Copy every line that holds "pencil".

======

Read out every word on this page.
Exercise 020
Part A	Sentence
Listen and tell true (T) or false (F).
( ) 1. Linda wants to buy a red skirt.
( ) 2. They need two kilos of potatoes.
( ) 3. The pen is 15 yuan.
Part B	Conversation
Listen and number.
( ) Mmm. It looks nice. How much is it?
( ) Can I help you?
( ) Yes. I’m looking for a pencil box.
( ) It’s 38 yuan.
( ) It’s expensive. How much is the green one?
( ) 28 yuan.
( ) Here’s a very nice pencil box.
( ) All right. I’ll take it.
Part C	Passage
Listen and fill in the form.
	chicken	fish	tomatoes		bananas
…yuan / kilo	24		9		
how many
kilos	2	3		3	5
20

======

WRITTEN RESPONSE:
( ) Yes. I’m looking for a pencil box.
( ) Here’s a very nice pencil box.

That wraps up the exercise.